**WHAT YOU NEED TO DO:** Take the data that follows and retype it word for word.

**PROVIDED ENTRIES:**
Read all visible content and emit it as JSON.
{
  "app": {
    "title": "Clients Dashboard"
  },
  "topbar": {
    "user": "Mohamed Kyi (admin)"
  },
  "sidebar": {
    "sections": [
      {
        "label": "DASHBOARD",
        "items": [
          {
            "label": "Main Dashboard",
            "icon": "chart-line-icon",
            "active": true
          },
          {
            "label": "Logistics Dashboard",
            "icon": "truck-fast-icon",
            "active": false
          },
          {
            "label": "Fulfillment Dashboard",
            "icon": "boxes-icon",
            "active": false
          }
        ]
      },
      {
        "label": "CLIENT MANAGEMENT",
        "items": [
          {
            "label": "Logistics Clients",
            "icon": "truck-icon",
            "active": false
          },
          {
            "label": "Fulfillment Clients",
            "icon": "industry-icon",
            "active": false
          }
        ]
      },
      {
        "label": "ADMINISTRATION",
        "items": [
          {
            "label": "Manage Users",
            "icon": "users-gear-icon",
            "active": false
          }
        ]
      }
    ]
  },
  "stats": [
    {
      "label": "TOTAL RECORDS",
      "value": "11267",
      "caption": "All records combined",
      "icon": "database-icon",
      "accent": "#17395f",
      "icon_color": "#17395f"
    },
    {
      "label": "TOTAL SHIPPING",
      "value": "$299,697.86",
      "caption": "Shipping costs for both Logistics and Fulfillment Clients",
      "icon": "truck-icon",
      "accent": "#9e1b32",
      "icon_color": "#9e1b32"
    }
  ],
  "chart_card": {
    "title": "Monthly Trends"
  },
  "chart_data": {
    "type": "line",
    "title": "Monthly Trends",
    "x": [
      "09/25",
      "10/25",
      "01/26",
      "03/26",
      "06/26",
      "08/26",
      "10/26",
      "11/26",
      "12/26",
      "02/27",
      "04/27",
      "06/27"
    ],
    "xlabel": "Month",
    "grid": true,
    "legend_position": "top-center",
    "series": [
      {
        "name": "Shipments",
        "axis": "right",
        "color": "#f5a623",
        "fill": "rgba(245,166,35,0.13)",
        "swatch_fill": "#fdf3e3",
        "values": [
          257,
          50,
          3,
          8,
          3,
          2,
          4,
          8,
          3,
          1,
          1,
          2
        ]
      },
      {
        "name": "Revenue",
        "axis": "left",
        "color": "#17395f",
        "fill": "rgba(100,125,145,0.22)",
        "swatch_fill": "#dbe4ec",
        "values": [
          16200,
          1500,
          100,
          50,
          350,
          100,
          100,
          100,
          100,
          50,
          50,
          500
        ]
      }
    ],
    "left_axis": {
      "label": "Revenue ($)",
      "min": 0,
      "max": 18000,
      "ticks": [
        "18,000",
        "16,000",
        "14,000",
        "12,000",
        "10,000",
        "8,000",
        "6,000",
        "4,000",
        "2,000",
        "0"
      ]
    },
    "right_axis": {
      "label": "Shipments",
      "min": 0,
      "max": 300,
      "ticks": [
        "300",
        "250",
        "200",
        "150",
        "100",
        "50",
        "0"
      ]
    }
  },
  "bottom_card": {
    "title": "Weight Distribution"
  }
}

**RESPONSE TO THIS TASK:**
Read all visible content and emit it as JSON.
{
  "app": {
    "title": "Clients Dashboard"
  },
  "topbar": {
    "user": "Mohamed Kyi (admin)"
  },
  "sidebar": {
    "sections": [
      {
        "label": "DASHBOARD",
        "items": [
          {
            "label": "Main Dashboard",
            "icon": "chart-line-icon",
            "active": true
          },
          {
            "label": "Logistics Dashboard",
            "icon": "truck-fast-icon",
            "active": false
          },
          {
            "label": "Fulfillment Dashboard",
            "icon": "boxes-icon",
            "active": false
          }
        ]
      },
      {
        "label": "CLIENT MANAGEMENT",
        "items": [
          {
            "label": "Logistics Clients",
            "icon": "truck-icon",
            "active": false
          },
          {
            "label": "Fulfillment Clients",
            "icon": "industry-icon",
            "active": false
          }
        ]
      },
      {
        "label": "ADMINISTRATION",
        "items": [
          {
            "label": "Manage Users",
            "icon": "users-gear-icon",
            "active": false
          }
        ]
      }
    ]
  },
  "stats": [
    {
      "label": "TOTAL RECORDS",
      "value": "11267",
      "caption": "All records combined",
      "icon": "database-icon",
      "accent": "#17395f",
      "icon_color": "#17395f"
    },
    {
      "label": "TOTAL SHIPPING",
      "value": "$299,697.86",
      "caption": "Shipping costs for both Logistics and Fulfillment Clients",
      "icon": "truck-icon",
      "accent": "#9e1b32",
      "icon_color": "#9e1b32"
    }
  ],
  "chart_card": {
    "title": "Monthly Trends"
  },
  "chart_data": {
    "type": "line",
    "title": "Monthly Trends",
    "x": [
      "09/25",
      "10/25",
      "01/26",
      "03/26",
      "06/26",
      "08/26",
      "10/26",
      "11/26",
      "12/26",
      "02/27",
      "04/27",
      "06/27"
    ],
    "xlabel": "Month",
    "grid": true,
    "legend_position": "top-center",
    "series": [
      {
        "name": "Shipments",
        "axis": "right",
        "color": "#f5a623",
        "fill": "rgba(245,166,35,0.13)",
        "swatch_fill": "#fdf3e3",
        "values": [
          257,
          50,
          3,
          8,
          3,
          2,
          4,
          8,
          3,
          1,
          1,
          2
        ]
      },
      {
        "name": "Revenue",
        "axis": "left",
        "color": "#17395f",
        "fill": "rgba(100,125,145,0.22)",
        "swatch_fill": "#dbe4ec",
        "values": [
          16200,
          1500,
          100,
          50,
          350,
          100,
          100,
          100,
          100,
          50,
          50,
          500
        ]
      }
    ],
    "left_axis": {
      "label": "Revenue ($)",
      "min": 0,
      "max": 18000,
      "ticks": [
        "18,000",
        "16,000",
        "14,000",
        "12,000",
        "10,000",
        "8,000",
        "6,000",
        "4,000",
        "2,000",
        "0"
      ]
    },
    "right_axis": {
      "label": "Shipments",
      "min": 0,
      "max": 300,
      "ticks": [
        "300",
        "250",
        "200",
        "150",
        "100",
        "50",
        "0"
      ]
    }
  },
  "bottom_card": {
    "title": "Weight Distribution"
  }
}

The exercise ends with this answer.